The exercise:
Nothing in the data should change when you return it, but leave the pictures out.

Data shown:

..........

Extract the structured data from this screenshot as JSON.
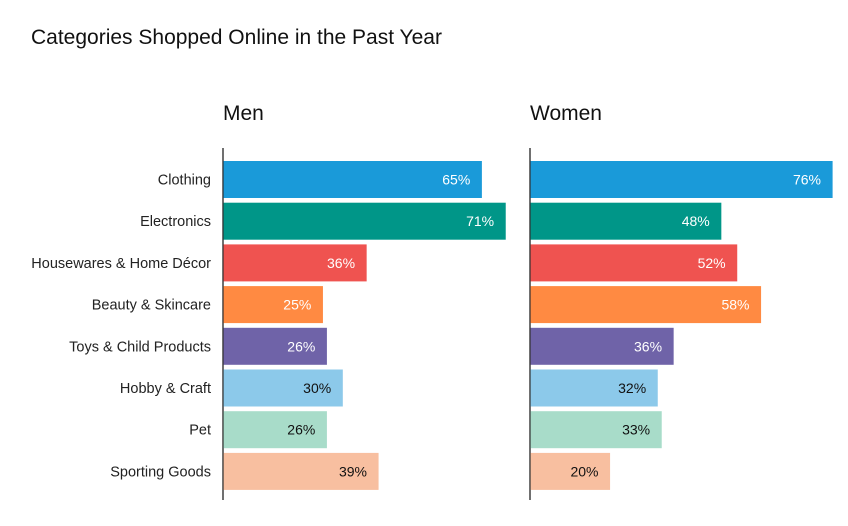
{
  "chart_data": {
    "type": "bar",
    "orientation": "horizontal",
    "title": "Categories Shopped Online in the Past Year",
    "categories": [
      "Clothing",
      "Electronics",
      "Housewares & Home Décor",
      "Beauty & Skincare",
      "Toys & Child Products",
      "Hobby & Craft",
      "Pet",
      "Sporting Goods"
    ],
    "series": [
      {
        "name": "Men",
        "values": [
          65,
          71,
          36,
          25,
          26,
          30,
          26,
          39
        ]
      },
      {
        "name": "Women",
        "values": [
          76,
          48,
          52,
          58,
          36,
          32,
          33,
          20
        ]
      }
    ],
    "value_suffix": "%",
    "bar_colors": [
      "#1a9ad9",
      "#009688",
      "#ef5350",
      "#ff8a42",
      "#6f63a8",
      "#8cc9ea",
      "#a8dcc9",
      "#f8bfa0"
    ],
    "label_colors": [
      "#ffffff",
      "#ffffff",
      "#ffffff",
      "#ffffff",
      "#ffffff",
      "#111111",
      "#111111",
      "#111111"
    ],
    "xlim": [
      0,
      76
    ],
    "grid": false,
    "legend": "none"
  }
}
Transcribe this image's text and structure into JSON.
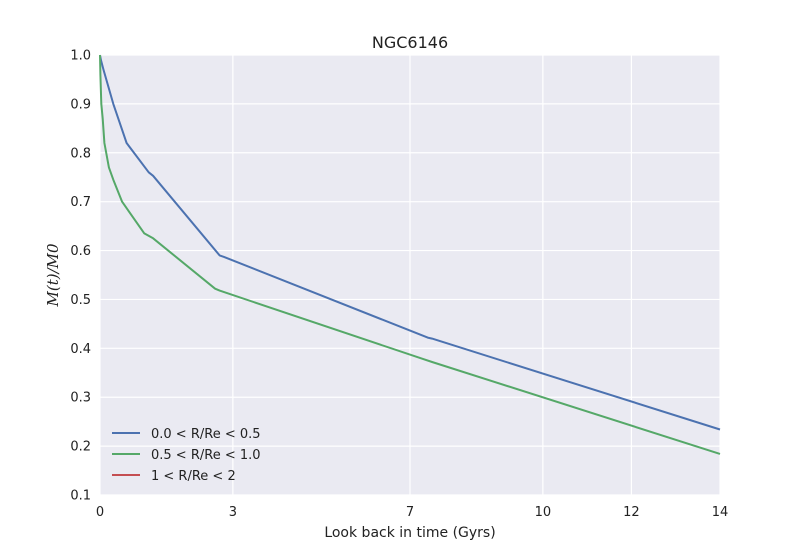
{
  "chart_data": {
    "type": "line",
    "title": "NGC6146",
    "xlabel": "Look back in time (Gyrs)",
    "ylabel": "M(t)/M0",
    "xlim": [
      0,
      14
    ],
    "ylim": [
      0.1,
      1.0
    ],
    "xticks": [
      0,
      3,
      7,
      10,
      12,
      14
    ],
    "yticks": [
      0.1,
      0.2,
      0.3,
      0.4,
      0.5,
      0.6,
      0.7,
      0.8,
      0.9,
      1.0
    ],
    "xtick_labels": [
      "0",
      "3",
      "7",
      "10",
      "12",
      "14"
    ],
    "ytick_labels": [
      "0.1",
      "0.2",
      "0.3",
      "0.4",
      "0.5",
      "0.6",
      "0.7",
      "0.8",
      "0.9",
      "1.0"
    ],
    "grid": true,
    "legend_position": "lower-left",
    "colors": {
      "background": "#eaeaf2",
      "grid": "#ffffff"
    },
    "series": [
      {
        "name": "0.0 < R/Re < 0.5",
        "color": "#4c72b0",
        "x": [
          0,
          0.02,
          0.08,
          0.3,
          0.6,
          1.1,
          1.2,
          2.7,
          2.8,
          7.4,
          7.5,
          14.0
        ],
        "y": [
          1.0,
          0.99,
          0.97,
          0.9,
          0.82,
          0.76,
          0.753,
          0.59,
          0.587,
          0.422,
          0.42,
          0.234
        ]
      },
      {
        "name": "0.5 < R/Re < 1.0",
        "color": "#55a868",
        "x": [
          0,
          0.01,
          0.03,
          0.06,
          0.1,
          0.2,
          0.3,
          0.5,
          1.0,
          1.2,
          2.6,
          2.7,
          7.3,
          7.5,
          14.0
        ],
        "y": [
          1.0,
          0.96,
          0.9,
          0.87,
          0.82,
          0.77,
          0.745,
          0.7,
          0.635,
          0.625,
          0.522,
          0.518,
          0.378,
          0.372,
          0.184
        ]
      },
      {
        "name": "1 < R/Re < 2",
        "color": "#c44e52",
        "x": [],
        "y": []
      }
    ]
  }
}
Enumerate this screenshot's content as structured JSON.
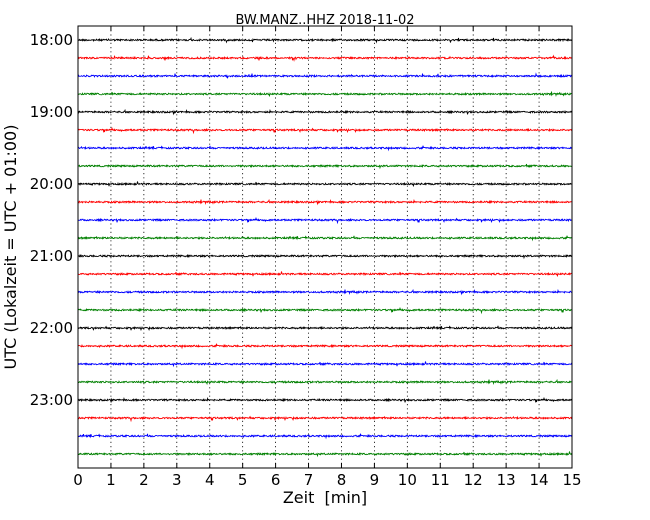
{
  "chart_data": {
    "type": "line",
    "title": "BW.MANZ..HHZ 2018-11-02",
    "xlabel": "Zeit  [min]",
    "ylabel": "UTC (Lokalzeit = UTC + 01:00)",
    "xlim": [
      0,
      15
    ],
    "x_ticks": [
      "0",
      "1",
      "2",
      "3",
      "4",
      "5",
      "6",
      "7",
      "8",
      "9",
      "10",
      "11",
      "12",
      "13",
      "14",
      "15"
    ],
    "y_tick_labels": [
      "18:00",
      "19:00",
      "20:00",
      "21:00",
      "22:00",
      "23:00"
    ],
    "grid": "vertical dotted",
    "trace_colors": [
      "#000000",
      "#ff0000",
      "#0000ff",
      "#008000"
    ],
    "trace_start_times": [
      "18:00",
      "18:15",
      "18:30",
      "18:45",
      "19:00",
      "19:15",
      "19:30",
      "19:45",
      "20:00",
      "20:15",
      "20:30",
      "20:45",
      "21:00",
      "21:15",
      "21:30",
      "21:45",
      "22:00",
      "22:15",
      "22:30",
      "22:45",
      "23:00",
      "23:15",
      "23:30",
      "23:45"
    ]
  }
}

..........

Response for this exercise:
Extract the structured data from this screenshot as JSON.
{
  "chart_data": {
    "type": "bar",
    "orientation": "horizontal",
    "title": "Categories Shopped Online in the Past Year",
    "categories": [
      "Clothing",
      "Electronics",
      "Housewares & Home Décor",
      "Beauty & Skincare",
      "Toys & Child Products",
      "Hobby & Craft",
      "Pet",
      "Sporting Goods"
    ],
    "series": [
      {
        "name": "Men",
        "values": [
          65,
          71,
          36,
          25,
          26,
          30,
          26,
          39
        ]
      },
      {
        "name": "Women",
        "values": [
          76,
          48,
          52,
          58,
          36,
          32,
          33,
          20
        ]
      }
    ],
    "value_suffix": "%",
    "bar_colors": [
      "#1a9ad9",
      "#009688",
      "#ef5350",
      "#ff8a42",
      "#6f63a8",
      "#8cc9ea",
      "#a8dcc9",
      "#f8bfa0"
    ],
    "label_colors": [
      "#ffffff",
      "#ffffff",
      "#ffffff",
      "#ffffff",
      "#ffffff",
      "#111111",
      "#111111",
      "#111111"
    ],
    "xlim": [
      0,
      76
    ],
    "grid": false,
    "legend": "none"
  }
}
Transcribe this image's text and structure into JSON.
{
  "chart_data": {
    "type": "line",
    "title": "NGC6146",
    "xlabel": "Look back in time (Gyrs)",
    "ylabel": "M(t)/M0",
    "xlim": [
      0,
      14
    ],
    "ylim": [
      0.1,
      1.0
    ],
    "xticks": [
      0,
      3,
      7,
      10,
      12,
      14
    ],
    "yticks": [
      0.1,
      0.2,
      0.3,
      0.4,
      0.5,
      0.6,
      0.7,
      0.8,
      0.9,
      1.0
    ],
    "xtick_labels": [
      "0",
      "3",
      "7",
      "10",
      "12",
      "14"
    ],
    "ytick_labels": [
      "0.1",
      "0.2",
      "0.3",
      "0.4",
      "0.5",
      "0.6",
      "0.7",
      "0.8",
      "0.9",
      "1.0"
    ],
    "grid": true,
    "legend_position": "lower-left",
    "colors": {
      "background": "#eaeaf2",
      "grid": "#ffffff"
    },
    "series": [
      {
        "name": "0.0 < R/Re < 0.5",
        "color": "#4c72b0",
        "x": [
          0,
          0.02,
          0.08,
          0.3,
          0.6,
          1.1,
          1.2,
          2.7,
          2.8,
          7.4,
          7.5,
          14.0
        ],
        "y": [
          1.0,
          0.99,
          0.97,
          0.9,
          0.82,
          0.76,
          0.753,
          0.59,
          0.587,
          0.422,
          0.42,
          0.234
        ]
      },
      {
        "name": "0.5 < R/Re < 1.0",
        "color": "#55a868",
        "x": [
          0,
          0.01,
          0.03,
          0.06,
          0.1,
          0.2,
          0.3,
          0.5,
          1.0,
          1.2,
          2.6,
          2.7,
          7.3,
          7.5,
          14.0
        ],
        "y": [
          1.0,
          0.96,
          0.9,
          0.87,
          0.82,
          0.77,
          0.745,
          0.7,
          0.635,
          0.625,
          0.522,
          0.518,
          0.378,
          0.372,
          0.184
        ]
      },
      {
        "name": "1 < R/Re < 2",
        "color": "#c44e52",
        "x": [],
        "y": []
      }
    ]
  }
}
Enumerate this screenshot's content as structured JSON.
{
  "chart_data": {
    "type": "line",
    "title": "BW.MANZ..HHZ 2018-11-02",
    "xlabel": "Zeit  [min]",
    "ylabel": "UTC (Lokalzeit = UTC + 01:00)",
    "xlim": [
      0,
      15
    ],
    "x_ticks": [
      "0",
      "1",
      "2",
      "3",
      "4",
      "5",
      "6",
      "7",
      "8",
      "9",
      "10",
      "11",
      "12",
      "13",
      "14",
      "15"
    ],
    "y_tick_labels": [
      "18:00",
      "19:00",
      "20:00",
      "21:00",
      "22:00",
      "23:00"
    ],
    "grid": "vertical dotted",
    "trace_colors": [
      "#000000",
      "#ff0000",
      "#0000ff",
      "#008000"
    ],
    "trace_start_times": [
      "18:00",
      "18:15",
      "18:30",
      "18:45",
      "19:00",
      "19:15",
      "19:30",
      "19:45",
      "20:00",
      "20:15",
      "20:30",
      "20:45",
      "21:00",
      "21:15",
      "21:30",
      "21:45",
      "22:00",
      "22:15",
      "22:30",
      "22:45",
      "23:00",
      "23:15",
      "23:30",
      "23:45"
    ]
  }
}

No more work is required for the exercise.